## THE REQUEST
Rewrite the data entries below with "camera-icon" replaced by "camera-glyph" and nothing else changed, leaving out the pictures.

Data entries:
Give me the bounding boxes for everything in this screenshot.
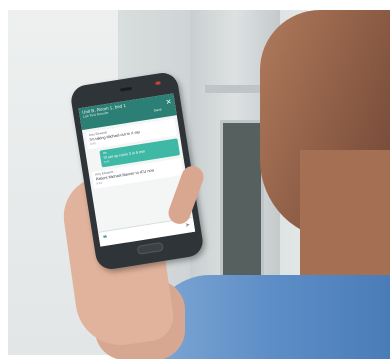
person-neck: [300, 150, 390, 290]
brand-mark: [155, 81, 161, 86]
home-button[interactable]: [136, 241, 164, 255]
blue-scrubs: [150, 275, 390, 359]
camera-icon: [119, 86, 133, 92]
door-window: [220, 120, 264, 296]
quote-icon[interactable]: ❝: [102, 234, 108, 244]
photo-scene: Unit B, Room 1, bed 1 Lab Test Results S…: [0, 0, 390, 359]
close-icon[interactable]: ✕: [165, 98, 172, 107]
send-icon[interactable]: ➤: [185, 221, 191, 229]
save-button[interactable]: Save: [153, 107, 162, 112]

## ANSWER BELOW
Give me the bounding boxes for everything in this screenshot.
person-neck: [300, 150, 390, 290]
brand-mark: [155, 81, 161, 86]
home-button[interactable]: [136, 241, 164, 255]
blue-scrubs: [150, 275, 390, 359]
camera-glyph: [119, 86, 133, 92]
door-window: [220, 120, 264, 296]
quote-icon[interactable]: ❝: [102, 234, 108, 244]
photo-scene: Unit B, Room 1, bed 1 Lab Test Results S…: [0, 0, 390, 359]
close-icon[interactable]: ✕: [165, 98, 172, 107]
send-icon[interactable]: ➤: [185, 221, 191, 229]
save-button[interactable]: Save: [153, 107, 162, 112]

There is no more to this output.